>> start
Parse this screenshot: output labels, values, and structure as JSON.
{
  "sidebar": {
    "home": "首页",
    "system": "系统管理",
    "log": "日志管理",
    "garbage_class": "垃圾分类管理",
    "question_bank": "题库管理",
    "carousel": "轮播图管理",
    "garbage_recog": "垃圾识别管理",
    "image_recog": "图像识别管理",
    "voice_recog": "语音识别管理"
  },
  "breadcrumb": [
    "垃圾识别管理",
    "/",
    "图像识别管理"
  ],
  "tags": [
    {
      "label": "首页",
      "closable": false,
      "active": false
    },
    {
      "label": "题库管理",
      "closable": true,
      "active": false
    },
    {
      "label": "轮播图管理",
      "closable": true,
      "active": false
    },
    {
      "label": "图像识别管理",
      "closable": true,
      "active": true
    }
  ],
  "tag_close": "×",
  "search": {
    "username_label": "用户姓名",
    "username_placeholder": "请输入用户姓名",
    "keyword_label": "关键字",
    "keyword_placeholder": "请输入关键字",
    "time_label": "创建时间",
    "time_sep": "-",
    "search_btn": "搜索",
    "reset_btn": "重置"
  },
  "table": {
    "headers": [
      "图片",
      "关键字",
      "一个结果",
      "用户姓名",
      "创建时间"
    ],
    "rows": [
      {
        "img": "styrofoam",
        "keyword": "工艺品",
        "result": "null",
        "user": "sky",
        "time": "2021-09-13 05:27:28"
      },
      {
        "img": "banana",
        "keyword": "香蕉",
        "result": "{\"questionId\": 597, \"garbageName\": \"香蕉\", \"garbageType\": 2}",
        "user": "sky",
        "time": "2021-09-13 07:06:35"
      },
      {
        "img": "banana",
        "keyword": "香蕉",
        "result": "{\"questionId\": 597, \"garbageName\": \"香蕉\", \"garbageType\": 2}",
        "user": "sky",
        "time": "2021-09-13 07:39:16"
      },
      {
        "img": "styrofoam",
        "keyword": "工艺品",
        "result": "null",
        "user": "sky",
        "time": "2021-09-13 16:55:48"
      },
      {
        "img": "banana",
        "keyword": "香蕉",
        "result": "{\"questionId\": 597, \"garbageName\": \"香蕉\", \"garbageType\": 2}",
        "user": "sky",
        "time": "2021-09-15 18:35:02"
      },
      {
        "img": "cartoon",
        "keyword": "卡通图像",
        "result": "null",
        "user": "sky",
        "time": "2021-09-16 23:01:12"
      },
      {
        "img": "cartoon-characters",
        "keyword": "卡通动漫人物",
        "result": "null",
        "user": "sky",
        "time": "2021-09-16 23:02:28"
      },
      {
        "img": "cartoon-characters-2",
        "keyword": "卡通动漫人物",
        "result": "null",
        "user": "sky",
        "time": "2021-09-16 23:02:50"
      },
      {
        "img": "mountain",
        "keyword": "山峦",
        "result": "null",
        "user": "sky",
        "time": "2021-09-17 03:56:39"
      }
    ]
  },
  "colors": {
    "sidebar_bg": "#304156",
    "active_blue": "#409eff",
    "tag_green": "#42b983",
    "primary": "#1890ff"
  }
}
>> end
→ **Aim**:
Identify the lines in the entries that hold "图像识别管理" and return each one.

→ **Final result**:
    "image_recog": "图像识别管理",
    "图像识别管理"
      "label": "图像识别管理",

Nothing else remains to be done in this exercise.